— Start of Data for the task —
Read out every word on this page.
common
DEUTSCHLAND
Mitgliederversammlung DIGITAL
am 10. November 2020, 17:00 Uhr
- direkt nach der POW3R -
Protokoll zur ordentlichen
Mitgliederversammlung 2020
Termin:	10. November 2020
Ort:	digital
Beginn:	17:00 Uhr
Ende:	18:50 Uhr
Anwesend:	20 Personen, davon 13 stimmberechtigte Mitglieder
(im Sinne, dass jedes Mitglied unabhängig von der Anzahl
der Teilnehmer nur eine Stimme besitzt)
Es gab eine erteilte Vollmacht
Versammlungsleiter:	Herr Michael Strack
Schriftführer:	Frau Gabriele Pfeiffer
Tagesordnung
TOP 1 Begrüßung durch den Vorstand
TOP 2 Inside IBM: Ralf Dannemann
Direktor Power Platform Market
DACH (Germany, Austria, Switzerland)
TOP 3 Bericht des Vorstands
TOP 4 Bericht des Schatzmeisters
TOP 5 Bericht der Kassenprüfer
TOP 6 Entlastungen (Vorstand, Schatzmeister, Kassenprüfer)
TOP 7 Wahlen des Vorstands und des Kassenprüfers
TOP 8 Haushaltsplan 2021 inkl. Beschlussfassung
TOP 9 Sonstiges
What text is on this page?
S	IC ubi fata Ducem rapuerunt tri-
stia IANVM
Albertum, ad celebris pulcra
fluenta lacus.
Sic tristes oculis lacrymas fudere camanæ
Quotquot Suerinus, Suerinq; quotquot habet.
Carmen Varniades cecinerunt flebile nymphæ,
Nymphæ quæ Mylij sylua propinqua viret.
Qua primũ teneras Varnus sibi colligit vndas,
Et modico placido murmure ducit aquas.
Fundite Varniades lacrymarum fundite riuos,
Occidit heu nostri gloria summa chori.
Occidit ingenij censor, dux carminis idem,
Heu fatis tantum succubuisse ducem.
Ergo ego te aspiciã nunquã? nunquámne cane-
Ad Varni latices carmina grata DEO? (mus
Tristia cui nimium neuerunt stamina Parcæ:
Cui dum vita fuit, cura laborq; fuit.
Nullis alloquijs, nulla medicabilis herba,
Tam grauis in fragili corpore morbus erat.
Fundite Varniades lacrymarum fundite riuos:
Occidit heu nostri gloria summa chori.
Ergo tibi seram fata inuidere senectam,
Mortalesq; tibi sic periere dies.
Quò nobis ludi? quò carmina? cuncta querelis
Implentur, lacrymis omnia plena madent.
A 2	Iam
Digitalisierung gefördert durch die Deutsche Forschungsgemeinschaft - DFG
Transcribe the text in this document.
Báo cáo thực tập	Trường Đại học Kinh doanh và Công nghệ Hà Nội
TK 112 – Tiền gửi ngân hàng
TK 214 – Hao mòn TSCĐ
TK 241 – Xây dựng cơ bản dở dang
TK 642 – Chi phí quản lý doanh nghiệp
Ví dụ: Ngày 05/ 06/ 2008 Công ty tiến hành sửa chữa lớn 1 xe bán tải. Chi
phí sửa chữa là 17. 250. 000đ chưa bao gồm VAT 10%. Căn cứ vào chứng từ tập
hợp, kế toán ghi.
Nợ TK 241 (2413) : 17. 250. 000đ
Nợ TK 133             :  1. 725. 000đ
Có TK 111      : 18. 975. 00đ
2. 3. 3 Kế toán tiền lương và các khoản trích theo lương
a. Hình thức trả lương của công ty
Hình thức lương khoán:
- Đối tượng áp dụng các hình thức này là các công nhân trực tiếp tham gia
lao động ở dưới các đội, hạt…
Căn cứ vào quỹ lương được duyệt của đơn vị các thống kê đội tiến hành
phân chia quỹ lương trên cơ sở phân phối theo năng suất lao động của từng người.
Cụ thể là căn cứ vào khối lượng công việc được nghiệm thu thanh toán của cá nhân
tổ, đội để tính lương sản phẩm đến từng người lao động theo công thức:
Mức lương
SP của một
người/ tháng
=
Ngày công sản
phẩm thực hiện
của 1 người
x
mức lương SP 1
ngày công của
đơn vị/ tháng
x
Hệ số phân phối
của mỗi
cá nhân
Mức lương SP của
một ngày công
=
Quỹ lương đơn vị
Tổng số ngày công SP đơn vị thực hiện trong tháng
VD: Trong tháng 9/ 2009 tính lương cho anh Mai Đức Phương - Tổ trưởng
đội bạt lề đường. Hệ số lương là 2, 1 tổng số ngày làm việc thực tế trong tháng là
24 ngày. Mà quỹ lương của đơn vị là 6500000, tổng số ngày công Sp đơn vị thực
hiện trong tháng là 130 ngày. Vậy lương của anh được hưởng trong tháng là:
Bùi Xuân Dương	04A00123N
— End of Data for the task —
## Goal of the exercise:
Supply the count of lines in the entries that contain the word "Fundite", and nothing besides.

## Solution for this problem:
2